§ **What you have to do**
Repeat the material below word for word and leave out all pictures.

......

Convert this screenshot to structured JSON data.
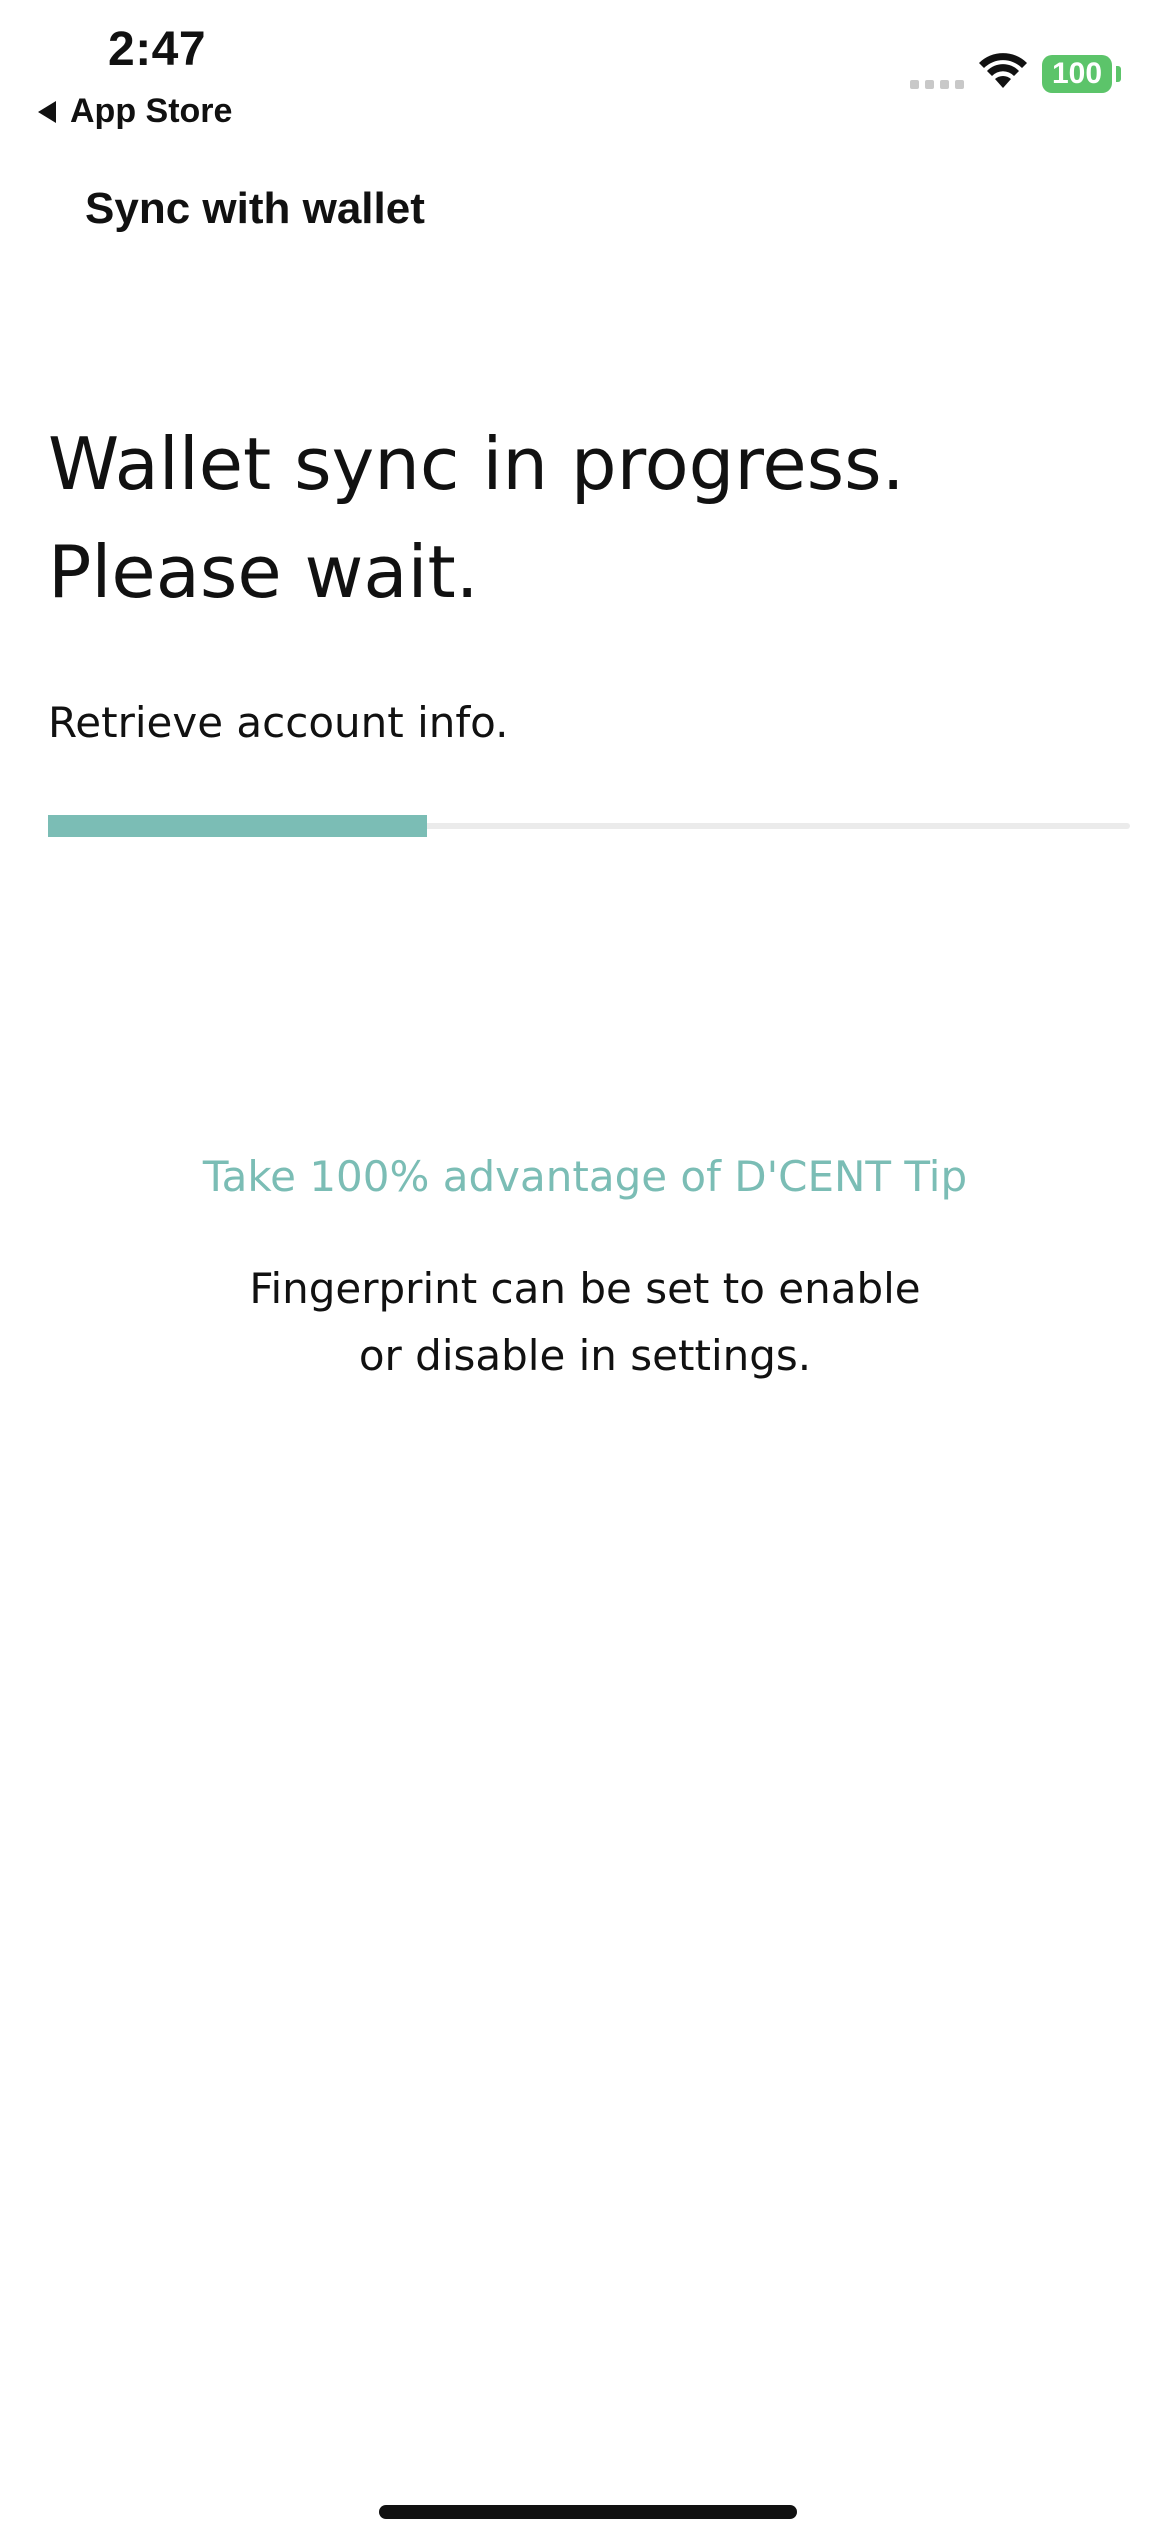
{
  "status_bar": {
    "time": "2:47",
    "back_app": "App Store",
    "battery_level": "100"
  },
  "nav": {
    "title": "Sync with wallet"
  },
  "main": {
    "heading_line1": "Wallet sync in progress.",
    "heading_line2": "Please wait.",
    "step_text": "Retrieve account info.",
    "progress_fraction": 0.35
  },
  "tip": {
    "title": "Take 100% advantage of D'CENT Tip",
    "body_line1": "Fingerprint can be set to enable",
    "body_line2": "or disable in settings."
  },
  "colors": {
    "accent": "#7bbdb5",
    "battery": "#5cc46a",
    "track": "#ebebeb"
  }
}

......

§ **Solved problem**
Convert this screenshot to structured JSON data.
{
  "status_bar": {
    "time": "2:47",
    "back_app": "App Store",
    "battery_level": "100"
  },
  "nav": {
    "title": "Sync with wallet"
  },
  "main": {
    "heading_line1": "Wallet sync in progress.",
    "heading_line2": "Please wait.",
    "step_text": "Retrieve account info.",
    "progress_fraction": 0.35
  },
  "tip": {
    "title": "Take 100% advantage of D'CENT Tip",
    "body_line1": "Fingerprint can be set to enable",
    "body_line2": "or disable in settings."
  },
  "colors": {
    "accent": "#7bbdb5",
    "battery": "#5cc46a",
    "track": "#ebebeb"
  }
}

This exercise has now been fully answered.